■ WORK TO DO
Write out the listing below in full and exactly, leaving out every picture.
....
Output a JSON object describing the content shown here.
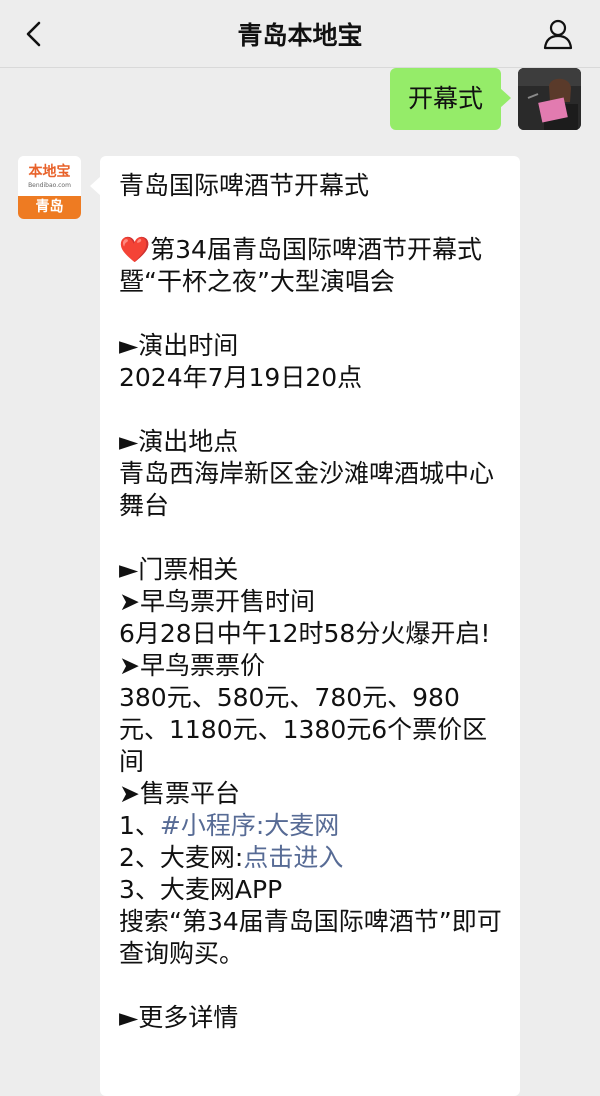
{
  "nav": {
    "title": "青岛本地宝"
  },
  "sent_message": {
    "text": "开幕式"
  },
  "bot_avatar": {
    "logo_text": "本地宝",
    "logo_sub": "Bendibao.com",
    "city": "青岛"
  },
  "reply": {
    "title": "青岛国际啤酒节开幕式",
    "heart": "❤️",
    "headline": "第34届青岛国际啤酒节开幕式暨“干杯之夜”大型演唱会",
    "time_label": "►演出时间",
    "time_value": "2024年7月19日20点",
    "place_label": "►演出地点",
    "place_value": "青岛西海岸新区金沙滩啤酒城中心舞台",
    "ticket_label": "►门票相关",
    "early_sale_label": "➤早鸟票开售时间",
    "early_sale_value": "6月28日中午12时58分火爆开启!",
    "early_price_label": "➤早鸟票票价",
    "early_price_value": "380元、580元、780元、980元、1180元、1380元6个票价区间",
    "platform_label": "➤售票平台",
    "platform_1_prefix": "1、",
    "platform_1_link": "#小程序:大麦网",
    "platform_2_prefix": "2、大麦网:",
    "platform_2_link": "点击进入",
    "platform_3": "3、大麦网APP",
    "search_hint": "搜索“第34届青岛国际啤酒节”即可查询购买。",
    "more_label": "►更多详情"
  },
  "colors": {
    "background": "#ededed",
    "sent_bubble": "#95ec69",
    "link": "#576b95",
    "brand_orange": "#ee7b22"
  },
  "icons": {
    "back": "chevron-left-icon",
    "profile": "person-icon"
  }
}
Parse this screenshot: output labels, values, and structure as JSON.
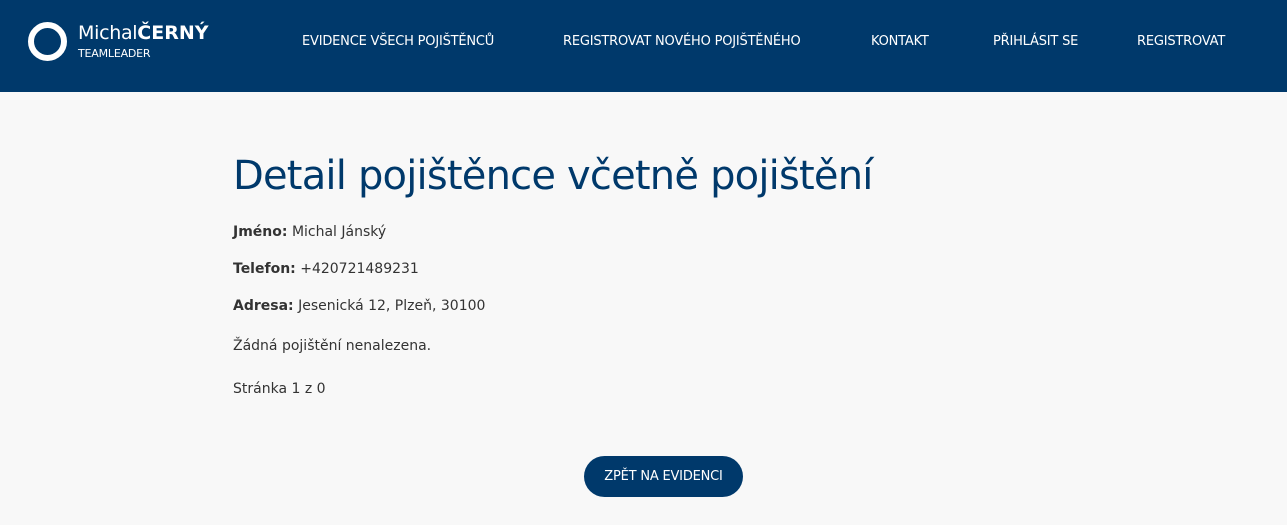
{
  "brand": {
    "first_name": "Michal",
    "last_name": "ČERNÝ",
    "subtitle": "TEAMLEADER"
  },
  "nav": {
    "items": [
      {
        "label": "EVIDENCE VŠECH POJIŠTĚNCŮ"
      },
      {
        "label": "REGISTROVAT NOVÉHO POJIŠTĚNÉHO"
      },
      {
        "label": "KONTAKT"
      },
      {
        "label": "PŘIHLÁSIT SE"
      },
      {
        "label": "REGISTROVAT"
      }
    ]
  },
  "detail": {
    "title": "Detail pojištěnce včetně pojištění",
    "name_label": "Jméno:",
    "name_value": "Michal Jánský",
    "phone_label": "Telefon:",
    "phone_value": "+420721489231",
    "address_label": "Adresa:",
    "address_value": "Jesenická 12, Plzeň, 30100",
    "empty_message": "Žádná pojištění nenalezena.",
    "pagination": "Stránka 1 z 0"
  },
  "actions": {
    "back_label": "ZPĚT NA EVIDENCI"
  },
  "colors": {
    "primary": "#00396b",
    "background": "#f8f8f8",
    "text": "#333333"
  }
}
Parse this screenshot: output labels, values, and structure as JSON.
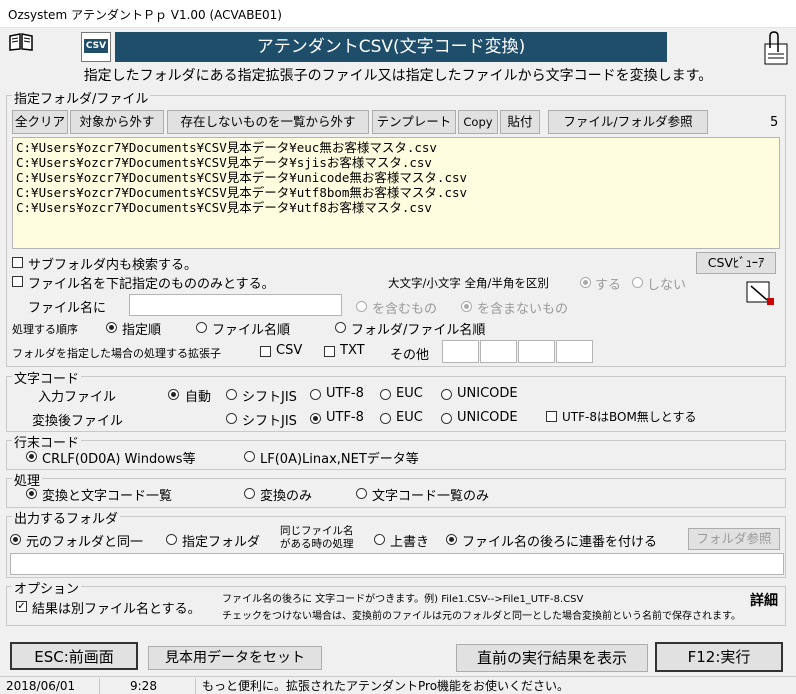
{
  "window": {
    "title": "Ozsystem アテンダントＰｐ V1.00 (ACVABE01)"
  },
  "header": {
    "csv_icon_text": "CSV",
    "banner": "アテンダントCSV(文字コード変換)",
    "description": "指定したフォルダにある指定拡張子のファイル又は指定したファイルから文字コードを変換します。"
  },
  "folder_group": {
    "label": "指定フォルダ/ファイル",
    "buttons": {
      "clear_all": "全クリア",
      "remove_target": "対象から外す",
      "remove_missing": "存在しないものを一覧から外す",
      "template": "テンプレート",
      "copy": "Copy",
      "paste": "貼付",
      "browse": "ファイル/フォルダ参照"
    },
    "count": "5",
    "files": [
      "C:¥Users¥ozcr7¥Documents¥CSV見本データ¥euc無お客様マスタ.csv",
      "C:¥Users¥ozcr7¥Documents¥CSV見本データ¥sjisお客様マスタ.csv",
      "C:¥Users¥ozcr7¥Documents¥CSV見本データ¥unicode無お客様マスタ.csv",
      "C:¥Users¥ozcr7¥Documents¥CSV見本データ¥utf8bom無お客様マスタ.csv",
      "C:¥Users¥ozcr7¥Documents¥CSV見本データ¥utf8お客様マスタ.csv"
    ],
    "search_subfolders": "サブフォルダ内も検索する。",
    "filename_filter": "ファイル名を下記指定のもののみとする。",
    "csv_viewer": "CSVﾋﾞｭｰｱ",
    "case_label": "大文字/小文字 全角/半角を区別",
    "case_yes": "する",
    "case_no": "しない",
    "filename_label": "ファイル名に",
    "contains": "を含むもの",
    "not_contains": "を含まないもの",
    "order_label": "処理する順序",
    "order_specified": "指定順",
    "order_filename": "ファイル名順",
    "order_path": "フォルダ/ファイル名順",
    "ext_label": "フォルダを指定した場合の処理する拡張子",
    "ext_csv": "CSV",
    "ext_txt": "TXT",
    "ext_other": "その他"
  },
  "encoding_group": {
    "label": "文字コード",
    "input_label": "入力ファイル",
    "output_label": "変換後ファイル",
    "auto": "自動",
    "sjis": "シフトJIS",
    "utf8": "UTF-8",
    "euc": "EUC",
    "unicode": "UNICODE",
    "no_bom": "UTF-8はBOM無しとする"
  },
  "eol_group": {
    "label": "行末コード",
    "crlf": "CRLF(0D0A) Windows等",
    "lf": "LF(0A)Linax,NETデータ等"
  },
  "process_group": {
    "label": "処理",
    "both": "変換と文字コード一覧",
    "convert_only": "変換のみ",
    "list_only": "文字コード一覧のみ"
  },
  "output_group": {
    "label": "出力するフォルダ",
    "same_folder": "元のフォルダと同一",
    "specified_folder": "指定フォルダ",
    "same_name_line1": "同じファイル名",
    "same_name_line2": "がある時の処理",
    "overwrite": "上書き",
    "serial": "ファイル名の後ろに連番を付ける",
    "folder_browse": "フォルダ参照"
  },
  "option_group": {
    "label": "オプション",
    "separate_file": "結果は別ファイル名とする。",
    "note1": "ファイル名の後ろに 文字コードがつきます。例) File1.CSV-->File1_UTF-8.CSV",
    "note2": "チェックをつけない場合は、変換前のファイルは元のフォルダと同一とした場合変換前という名前で保存されます。",
    "details": "詳細"
  },
  "footer": {
    "esc": "ESC:前画面",
    "sample": "見本用データをセット",
    "last_result": "直前の実行結果を表示",
    "run": "F12:実行"
  },
  "status": {
    "date": "2018/06/01",
    "time": "9:28",
    "message": "もっと便利に。拡張されたアテンダントPro機能をお使いください。"
  }
}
....
■ COMPLETE RESPONSE
Output a JSON object describing the content shown here.
{
  "nav": {
    "title": "青岛本地宝"
  },
  "sent_message": {
    "text": "开幕式"
  },
  "bot_avatar": {
    "logo_text": "本地宝",
    "logo_sub": "Bendibao.com",
    "city": "青岛"
  },
  "reply": {
    "title": "青岛国际啤酒节开幕式",
    "heart": "❤️",
    "headline": "第34届青岛国际啤酒节开幕式暨“干杯之夜”大型演唱会",
    "time_label": "►演出时间",
    "time_value": "2024年7月19日20点",
    "place_label": "►演出地点",
    "place_value": "青岛西海岸新区金沙滩啤酒城中心舞台",
    "ticket_label": "►门票相关",
    "early_sale_label": "➤早鸟票开售时间",
    "early_sale_value": "6月28日中午12时58分火爆开启!",
    "early_price_label": "➤早鸟票票价",
    "early_price_value": "380元、580元、780元、980元、1180元、1380元6个票价区间",
    "platform_label": "➤售票平台",
    "platform_1_prefix": "1、",
    "platform_1_link": "#小程序:大麦网",
    "platform_2_prefix": "2、大麦网:",
    "platform_2_link": "点击进入",
    "platform_3": "3、大麦网APP",
    "search_hint": "搜索“第34届青岛国际啤酒节”即可查询购买。",
    "more_label": "►更多详情"
  },
  "colors": {
    "background": "#ededed",
    "sent_bubble": "#95ec69",
    "link": "#576b95",
    "brand_orange": "#ee7b22"
  },
  "icons": {
    "back": "chevron-left-icon",
    "profile": "person-icon"
  }
}
Parse this screenshot: output labels, values, and structure as JSON.
{
  "brand": {
    "first_name": "Michal",
    "last_name": "ČERNÝ",
    "subtitle": "TEAMLEADER"
  },
  "nav": {
    "items": [
      {
        "label": "EVIDENCE VŠECH POJIŠTĚNCŮ"
      },
      {
        "label": "REGISTROVAT NOVÉHO POJIŠTĚNÉHO"
      },
      {
        "label": "KONTAKT"
      },
      {
        "label": "PŘIHLÁSIT SE"
      },
      {
        "label": "REGISTROVAT"
      }
    ]
  },
  "detail": {
    "title": "Detail pojištěnce včetně pojištění",
    "name_label": "Jméno:",
    "name_value": "Michal Jánský",
    "phone_label": "Telefon:",
    "phone_value": "+420721489231",
    "address_label": "Adresa:",
    "address_value": "Jesenická 12, Plzeň, 30100",
    "empty_message": "Žádná pojištění nenalezena.",
    "pagination": "Stránka 1 z 0"
  },
  "actions": {
    "back_label": "ZPĚT NA EVIDENCI"
  },
  "colors": {
    "primary": "#00396b",
    "background": "#f8f8f8",
    "text": "#333333"
  }
}
Parse this screenshot: output labels, values, and structure as JSON.
{
  "window": {
    "title": "Ozsystem アテンダントＰｐ V1.00 (ACVABE01)"
  },
  "header": {
    "csv_icon_text": "CSV",
    "banner": "アテンダントCSV(文字コード変換)",
    "description": "指定したフォルダにある指定拡張子のファイル又は指定したファイルから文字コードを変換します。"
  },
  "folder_group": {
    "label": "指定フォルダ/ファイル",
    "buttons": {
      "clear_all": "全クリア",
      "remove_target": "対象から外す",
      "remove_missing": "存在しないものを一覧から外す",
      "template": "テンプレート",
      "copy": "Copy",
      "paste": "貼付",
      "browse": "ファイル/フォルダ参照"
    },
    "count": "5",
    "files": [
      "C:¥Users¥ozcr7¥Documents¥CSV見本データ¥euc無お客様マスタ.csv",
      "C:¥Users¥ozcr7¥Documents¥CSV見本データ¥sjisお客様マスタ.csv",
      "C:¥Users¥ozcr7¥Documents¥CSV見本データ¥unicode無お客様マスタ.csv",
      "C:¥Users¥ozcr7¥Documents¥CSV見本データ¥utf8bom無お客様マスタ.csv",
      "C:¥Users¥ozcr7¥Documents¥CSV見本データ¥utf8お客様マスタ.csv"
    ],
    "search_subfolders": "サブフォルダ内も検索する。",
    "filename_filter": "ファイル名を下記指定のもののみとする。",
    "csv_viewer": "CSVﾋﾞｭｰｱ",
    "case_label": "大文字/小文字 全角/半角を区別",
    "case_yes": "する",
    "case_no": "しない",
    "filename_label": "ファイル名に",
    "contains": "を含むもの",
    "not_contains": "を含まないもの",
    "order_label": "処理する順序",
    "order_specified": "指定順",
    "order_filename": "ファイル名順",
    "order_path": "フォルダ/ファイル名順",
    "ext_label": "フォルダを指定した場合の処理する拡張子",
    "ext_csv": "CSV",
    "ext_txt": "TXT",
    "ext_other": "その他"
  },
  "encoding_group": {
    "label": "文字コード",
    "input_label": "入力ファイル",
    "output_label": "変換後ファイル",
    "auto": "自動",
    "sjis": "シフトJIS",
    "utf8": "UTF-8",
    "euc": "EUC",
    "unicode": "UNICODE",
    "no_bom": "UTF-8はBOM無しとする"
  },
  "eol_group": {
    "label": "行末コード",
    "crlf": "CRLF(0D0A) Windows等",
    "lf": "LF(0A)Linax,NETデータ等"
  },
  "process_group": {
    "label": "処理",
    "both": "変換と文字コード一覧",
    "convert_only": "変換のみ",
    "list_only": "文字コード一覧のみ"
  },
  "output_group": {
    "label": "出力するフォルダ",
    "same_folder": "元のフォルダと同一",
    "specified_folder": "指定フォルダ",
    "same_name_line1": "同じファイル名",
    "same_name_line2": "がある時の処理",
    "overwrite": "上書き",
    "serial": "ファイル名の後ろに連番を付ける",
    "folder_browse": "フォルダ参照"
  },
  "option_group": {
    "label": "オプション",
    "separate_file": "結果は別ファイル名とする。",
    "note1": "ファイル名の後ろに 文字コードがつきます。例) File1.CSV-->File1_UTF-8.CSV",
    "note2": "チェックをつけない場合は、変換前のファイルは元のフォルダと同一とした場合変換前という名前で保存されます。",
    "details": "詳細"
  },
  "footer": {
    "esc": "ESC:前画面",
    "sample": "見本用データをセット",
    "last_result": "直前の実行結果を表示",
    "run": "F12:実行"
  },
  "status": {
    "date": "2018/06/01",
    "time": "9:28",
    "message": "もっと便利に。拡張されたアテンダントPro機能をお使いください。"
  }
}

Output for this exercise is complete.